INFORMATION PROVIDED:
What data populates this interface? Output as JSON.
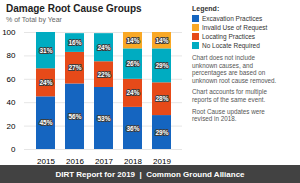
{
  "chart_data": {
    "type": "bar",
    "title": "Damage Root Cause Groups",
    "subtitle": "% of Total by Year",
    "categories": [
      "2015",
      "2016",
      "2017",
      "2018",
      "2019"
    ],
    "series": [
      {
        "name": "Excavation Practices",
        "color": "#1565C0",
        "values": [
          45,
          56,
          53,
          36,
          29
        ],
        "value_labels": [
          "45%",
          "56%",
          "53%",
          "36%",
          "29%"
        ]
      },
      {
        "name": "Locating Practices",
        "color": "#E64A19",
        "values": [
          24,
          27,
          22,
          24,
          28
        ],
        "value_labels": [
          "24%",
          "27%",
          "22%",
          "24%",
          "28%"
        ]
      },
      {
        "name": "No Locate Required",
        "color": "#00ACC1",
        "values": [
          31,
          16,
          24,
          26,
          29
        ],
        "value_labels": [
          "31%",
          "16%",
          "24%",
          "26%",
          "29%"
        ]
      },
      {
        "name": "Invalid Use of Request",
        "color": "#F9A825",
        "values": [
          0,
          0,
          0,
          14,
          14
        ],
        "value_labels": [
          null,
          null,
          null,
          "14%",
          "14%"
        ]
      }
    ],
    "stacked": true,
    "data_labels": true,
    "legend": "right",
    "legend_title": "Legend:",
    "annotations": [
      "Chart does not include\nunknown causes, and\npercentages are based on\nunknown root cause removed.",
      "Chart accounts for multiple\nreports of the same event.",
      "Root Cause updates were\nrevised in 2018.",
      "DIRT Report for 2019  |  Common Ground Alliance"
    ],
    "ylim": [
      0,
      100
    ],
    "yticks": [
      0,
      20,
      40,
      60,
      80,
      100
    ],
    "grid": true
  }
}
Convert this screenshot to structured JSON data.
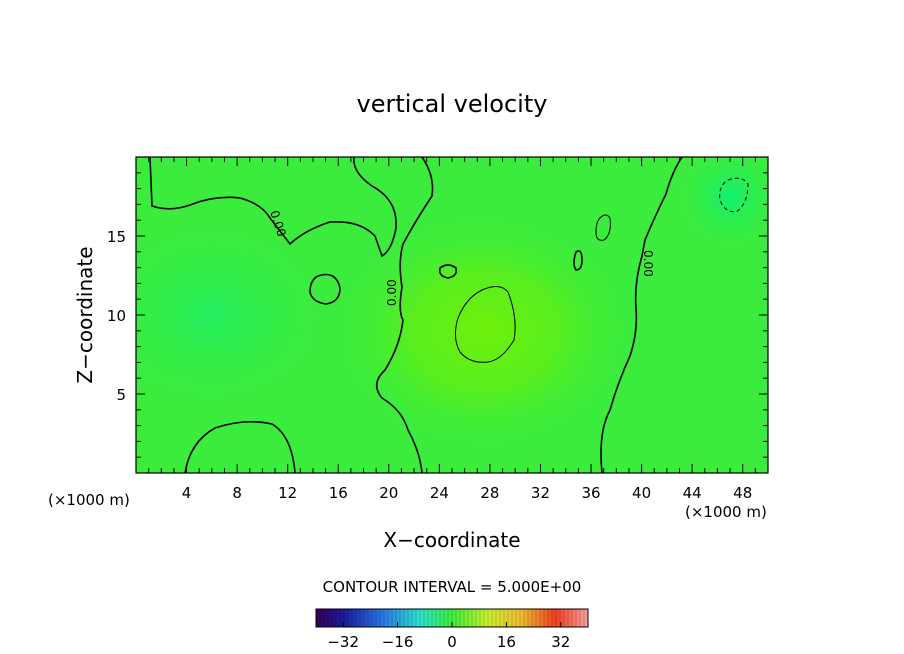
{
  "chart_data": {
    "type": "heatmap",
    "title": "vertical velocity",
    "xlabel": "X−coordinate",
    "ylabel": "Z−coordinate",
    "x_unit_left": "(×1000 m)",
    "x_unit_right": "(×1000 m)",
    "xlim": [
      0,
      50
    ],
    "ylim": [
      0,
      20
    ],
    "x_ticks": [
      4,
      8,
      12,
      16,
      20,
      24,
      28,
      32,
      36,
      40,
      44,
      48
    ],
    "y_ticks": [
      5,
      10,
      15
    ],
    "contour_interval_text": "CONTOUR INTERVAL = 5.000E+00",
    "contour_label": "0.00",
    "colorbar": {
      "range": [
        -40,
        40
      ],
      "ticks": [
        -32,
        -16,
        0,
        16,
        32
      ],
      "tick_labels": [
        "−32",
        "−16",
        "0",
        "16",
        "32"
      ]
    },
    "field_description": "Field mostly near 0 (green); weak positive maximum near x=27.5, z=9; weak negative minimum near x=47, z=17.5",
    "field_centers": [
      {
        "x": 27.5,
        "z": 9.0,
        "value": 3.5
      },
      {
        "x": 47.0,
        "z": 17.5,
        "value": -3.0
      },
      {
        "x": 6.0,
        "z": 10.0,
        "value": -1.5
      }
    ]
  }
}
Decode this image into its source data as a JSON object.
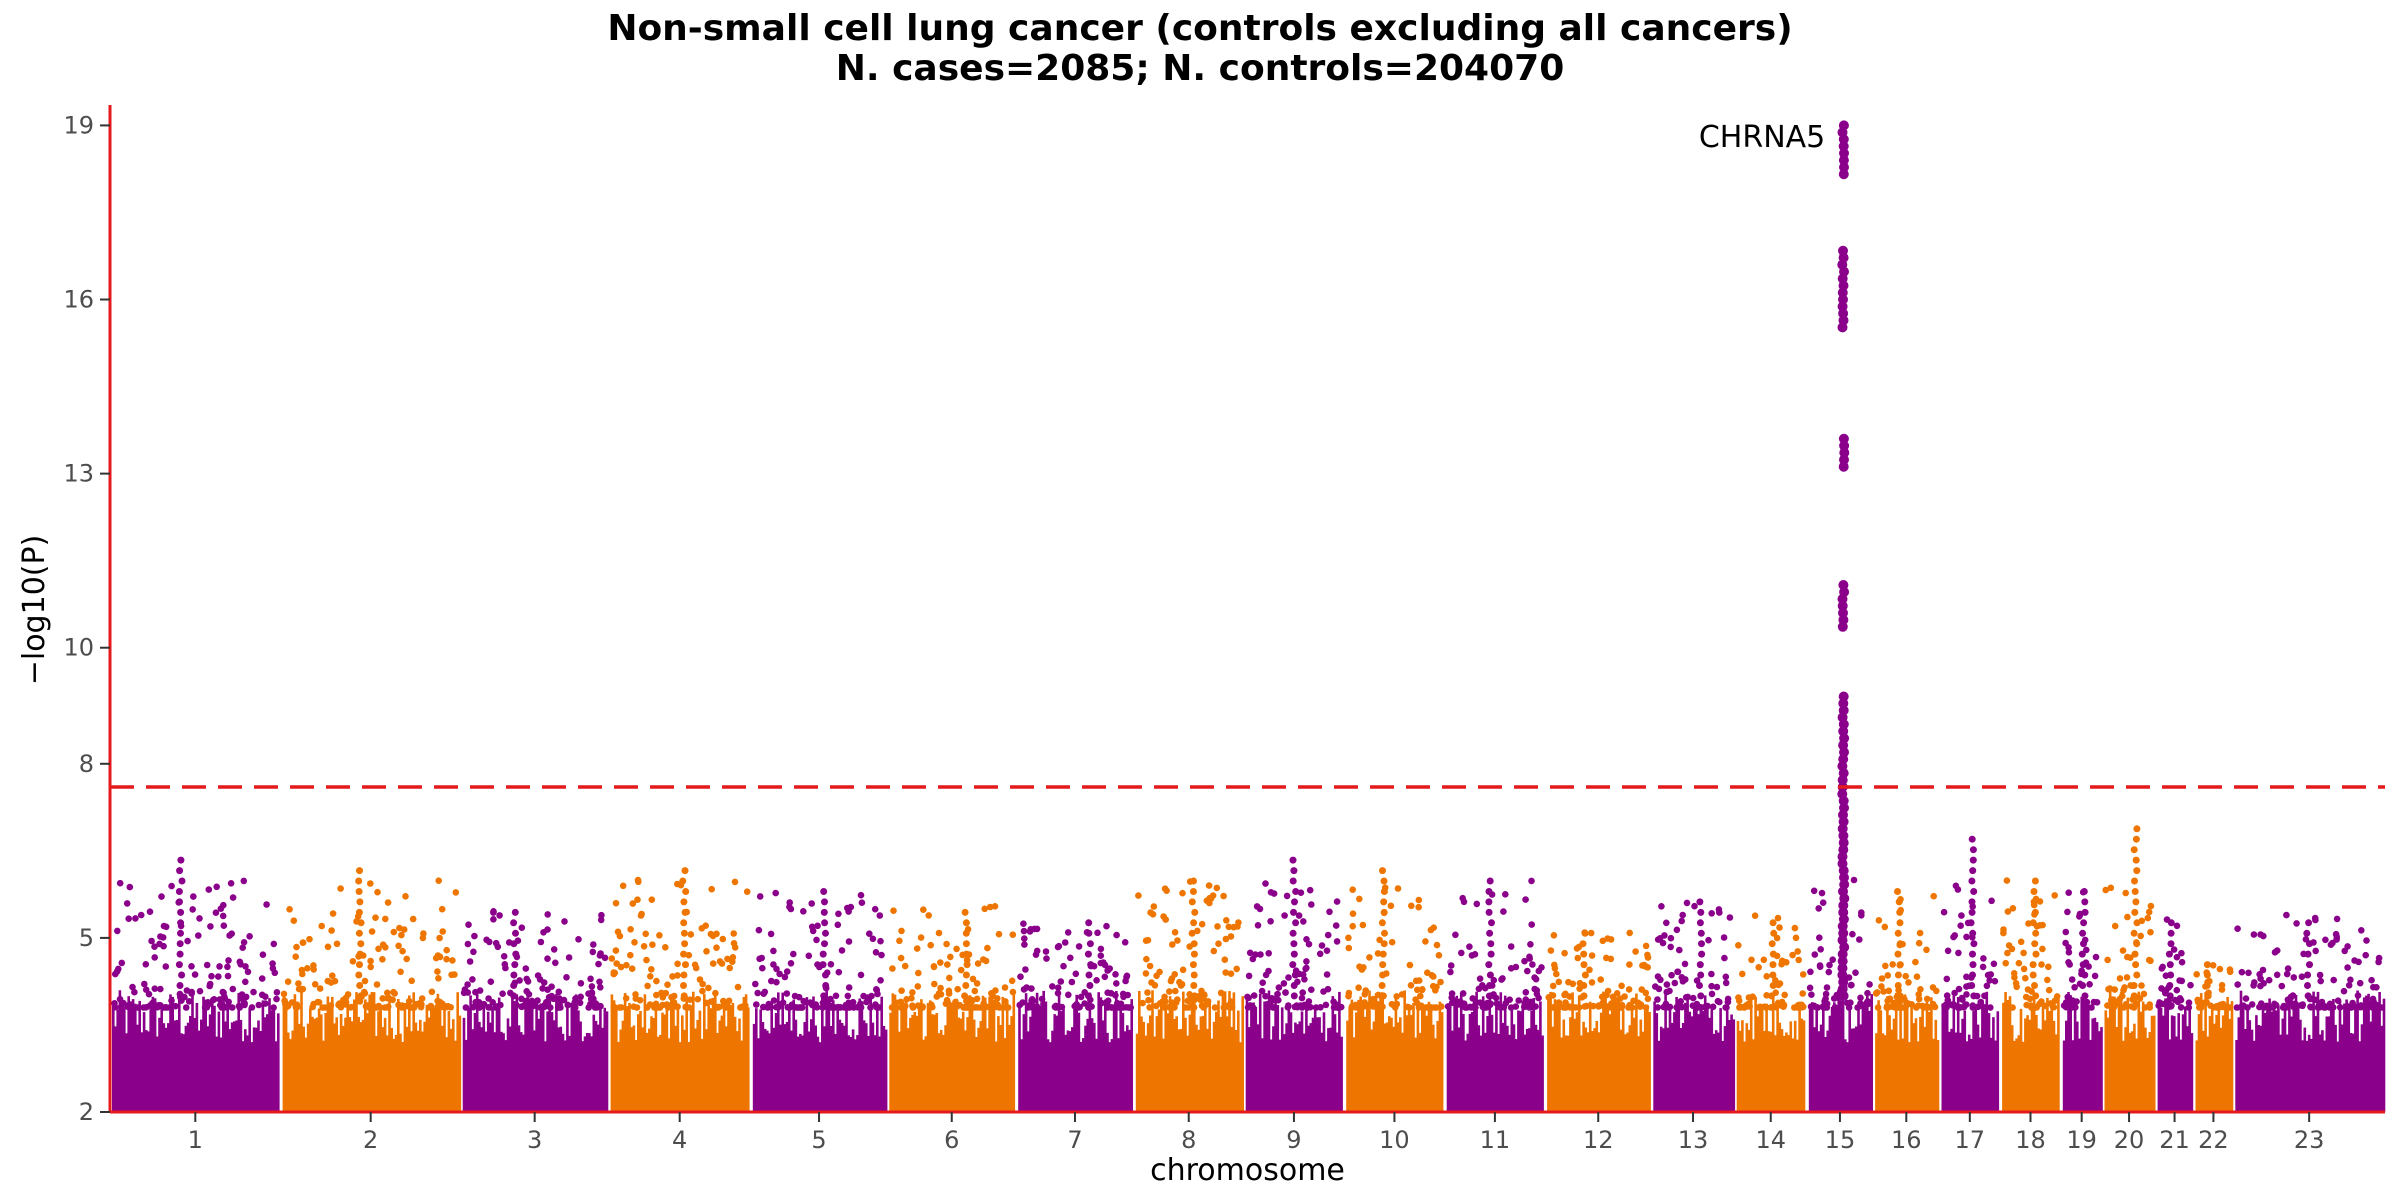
{
  "chart_data": {
    "type": "scatter",
    "subtype": "manhattan",
    "title": "Non-small cell lung cancer (controls excluding all cancers)",
    "subtitle": "N. cases=2085; N. controls=204070",
    "xlabel": "chromosome",
    "ylabel": "−log10(P)",
    "ylim": [
      2,
      19.3
    ],
    "yticks": [
      2,
      5,
      8,
      10,
      13,
      16,
      19
    ],
    "threshold": 7.6,
    "threshold_style": "dashed",
    "colors": {
      "odd": "#8B008B",
      "even": "#EE7600",
      "threshold": "#E41A1C",
      "axis": "#E41A1C"
    },
    "grid": false,
    "legend": "none",
    "chromosomes": [
      {
        "label": "1",
        "start": 0.0,
        "end": 9.0,
        "peak": 6.4
      },
      {
        "label": "2",
        "start": 9.0,
        "end": 18.5,
        "peak": 6.3
      },
      {
        "label": "3",
        "start": 18.5,
        "end": 26.3,
        "peak": 5.6
      },
      {
        "label": "4",
        "start": 26.3,
        "end": 33.8,
        "peak": 6.3
      },
      {
        "label": "5",
        "start": 33.8,
        "end": 41.0,
        "peak": 5.8
      },
      {
        "label": "6",
        "start": 41.0,
        "end": 47.8,
        "peak": 5.6
      },
      {
        "label": "7",
        "start": 47.8,
        "end": 54.0,
        "peak": 5.3
      },
      {
        "label": "8",
        "start": 54.0,
        "end": 59.8,
        "peak": 6.1
      },
      {
        "label": "9",
        "start": 59.8,
        "end": 65.1,
        "peak": 6.5
      },
      {
        "label": "10",
        "start": 65.1,
        "end": 70.4,
        "peak": 6.2
      },
      {
        "label": "11",
        "start": 70.4,
        "end": 75.7,
        "peak": 6.0
      },
      {
        "label": "12",
        "start": 75.7,
        "end": 81.3,
        "peak": 5.1
      },
      {
        "label": "13",
        "start": 81.3,
        "end": 85.7,
        "peak": 5.7
      },
      {
        "label": "14",
        "start": 85.7,
        "end": 89.5,
        "peak": 5.4
      },
      {
        "label": "15",
        "start": 89.5,
        "end": 93.0,
        "peak": 19.0
      },
      {
        "label": "16",
        "start": 93.0,
        "end": 96.5,
        "peak": 5.8
      },
      {
        "label": "17",
        "start": 96.5,
        "end": 99.7,
        "peak": 6.7
      },
      {
        "label": "18",
        "start": 99.7,
        "end": 102.9,
        "peak": 6.1
      },
      {
        "label": "19",
        "start": 102.9,
        "end": 105.1,
        "peak": 5.8
      },
      {
        "label": "20",
        "start": 105.1,
        "end": 107.9,
        "peak": 7.0
      },
      {
        "label": "21",
        "start": 107.9,
        "end": 109.9,
        "peak": 5.4
      },
      {
        "label": "22",
        "start": 109.9,
        "end": 112.0,
        "peak": 4.7
      },
      {
        "label": "23",
        "start": 112.0,
        "end": 120.0,
        "peak": 5.4
      }
    ],
    "annotations": [
      {
        "label": "CHRNA5",
        "chromosome": "15",
        "y": 18.8
      }
    ]
  }
}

TASK BRIEF: Write out all the entries again, word for word, and print no images.

THE ANSWER:
What data populates this interface? Output as JSON.
{
  "chart_data": {
    "type": "bar",
    "title": "Damage Root Cause Groups",
    "subtitle": "% of Total by Year",
    "categories": [
      "2015",
      "2016",
      "2017",
      "2018",
      "2019"
    ],
    "series": [
      {
        "name": "Excavation Practices",
        "color": "#1565C0",
        "values": [
          45,
          56,
          53,
          36,
          29
        ],
        "value_labels": [
          "45%",
          "56%",
          "53%",
          "36%",
          "29%"
        ]
      },
      {
        "name": "Locating Practices",
        "color": "#E64A19",
        "values": [
          24,
          27,
          22,
          24,
          28
        ],
        "value_labels": [
          "24%",
          "27%",
          "22%",
          "24%",
          "28%"
        ]
      },
      {
        "name": "No Locate Required",
        "color": "#00ACC1",
        "values": [
          31,
          16,
          24,
          26,
          29
        ],
        "value_labels": [
          "31%",
          "16%",
          "24%",
          "26%",
          "29%"
        ]
      },
      {
        "name": "Invalid Use of Request",
        "color": "#F9A825",
        "values": [
          0,
          0,
          0,
          14,
          14
        ],
        "value_labels": [
          null,
          null,
          null,
          "14%",
          "14%"
        ]
      }
    ],
    "stacked": true,
    "data_labels": true,
    "legend": "right",
    "legend_title": "Legend:",
    "annotations": [
      "Chart does not include\nunknown causes, and\npercentages are based on\nunknown root cause removed.",
      "Chart accounts for multiple\nreports of the same event.",
      "Root Cause updates were\nrevised in 2018.",
      "DIRT Report for 2019  |  Common Ground Alliance"
    ],
    "ylim": [
      0,
      100
    ],
    "yticks": [
      0,
      20,
      40,
      60,
      80,
      100
    ],
    "grid": true
  }
}
Convert this screenshot to structured JSON data.
{
  "chart_data": {
    "type": "heatmap",
    "title": "vertical velocity",
    "xlabel": "X−coordinate",
    "ylabel": "Z−coordinate",
    "x_unit_left": "(×1000 m)",
    "x_unit_right": "(×1000 m)",
    "xlim": [
      0,
      50
    ],
    "ylim": [
      0,
      20
    ],
    "x_ticks": [
      4,
      8,
      12,
      16,
      20,
      24,
      28,
      32,
      36,
      40,
      44,
      48
    ],
    "y_ticks": [
      5,
      10,
      15
    ],
    "contour_interval_text": "CONTOUR INTERVAL = 5.000E+00",
    "contour_label": "0.00",
    "colorbar": {
      "range": [
        -40,
        40
      ],
      "ticks": [
        -32,
        -16,
        0,
        16,
        32
      ],
      "tick_labels": [
        "−32",
        "−16",
        "0",
        "16",
        "32"
      ]
    },
    "field_description": "Field mostly near 0 (green); weak positive maximum near x=27.5, z=9; weak negative minimum near x=47, z=17.5",
    "field_centers": [
      {
        "x": 27.5,
        "z": 9.0,
        "value": 3.5
      },
      {
        "x": 47.0,
        "z": 17.5,
        "value": -3.0
      },
      {
        "x": 6.0,
        "z": 10.0,
        "value": -1.5
      }
    ]
  }
}
Decode this image into its source data as a JSON object.
{
  "chart_data": {
    "type": "scatter",
    "subtype": "manhattan",
    "title": "Non-small cell lung cancer (controls excluding all cancers)",
    "subtitle": "N. cases=2085; N. controls=204070",
    "xlabel": "chromosome",
    "ylabel": "−log10(P)",
    "ylim": [
      2,
      19.3
    ],
    "yticks": [
      2,
      5,
      8,
      10,
      13,
      16,
      19
    ],
    "threshold": 7.6,
    "threshold_style": "dashed",
    "colors": {
      "odd": "#8B008B",
      "even": "#EE7600",
      "threshold": "#E41A1C",
      "axis": "#E41A1C"
    },
    "grid": false,
    "legend": "none",
    "chromosomes": [
      {
        "label": "1",
        "start": 0.0,
        "end": 9.0,
        "peak": 6.4
      },
      {
        "label": "2",
        "start": 9.0,
        "end": 18.5,
        "peak": 6.3
      },
      {
        "label": "3",
        "start": 18.5,
        "end": 26.3,
        "peak": 5.6
      },
      {
        "label": "4",
        "start": 26.3,
        "end": 33.8,
        "peak": 6.3
      },
      {
        "label": "5",
        "start": 33.8,
        "end": 41.0,
        "peak": 5.8
      },
      {
        "label": "6",
        "start": 41.0,
        "end": 47.8,
        "peak": 5.6
      },
      {
        "label": "7",
        "start": 47.8,
        "end": 54.0,
        "peak": 5.3
      },
      {
        "label": "8",
        "start": 54.0,
        "end": 59.8,
        "peak": 6.1
      },
      {
        "label": "9",
        "start": 59.8,
        "end": 65.1,
        "peak": 6.5
      },
      {
        "label": "10",
        "start": 65.1,
        "end": 70.4,
        "peak": 6.2
      },
      {
        "label": "11",
        "start": 70.4,
        "end": 75.7,
        "peak": 6.0
      },
      {
        "label": "12",
        "start": 75.7,
        "end": 81.3,
        "peak": 5.1
      },
      {
        "label": "13",
        "start": 81.3,
        "end": 85.7,
        "peak": 5.7
      },
      {
        "label": "14",
        "start": 85.7,
        "end": 89.5,
        "peak": 5.4
      },
      {
        "label": "15",
        "start": 89.5,
        "end": 93.0,
        "peak": 19.0
      },
      {
        "label": "16",
        "start": 93.0,
        "end": 96.5,
        "peak": 5.8
      },
      {
        "label": "17",
        "start": 96.5,
        "end": 99.7,
        "peak": 6.7
      },
      {
        "label": "18",
        "start": 99.7,
        "end": 102.9,
        "peak": 6.1
      },
      {
        "label": "19",
        "start": 102.9,
        "end": 105.1,
        "peak": 5.8
      },
      {
        "label": "20",
        "start": 105.1,
        "end": 107.9,
        "peak": 7.0
      },
      {
        "label": "21",
        "start": 107.9,
        "end": 109.9,
        "peak": 5.4
      },
      {
        "label": "22",
        "start": 109.9,
        "end": 112.0,
        "peak": 4.7
      },
      {
        "label": "23",
        "start": 112.0,
        "end": 120.0,
        "peak": 5.4
      }
    ],
    "annotations": [
      {
        "label": "CHRNA5",
        "chromosome": "15",
        "y": 18.8
      }
    ]
  }
}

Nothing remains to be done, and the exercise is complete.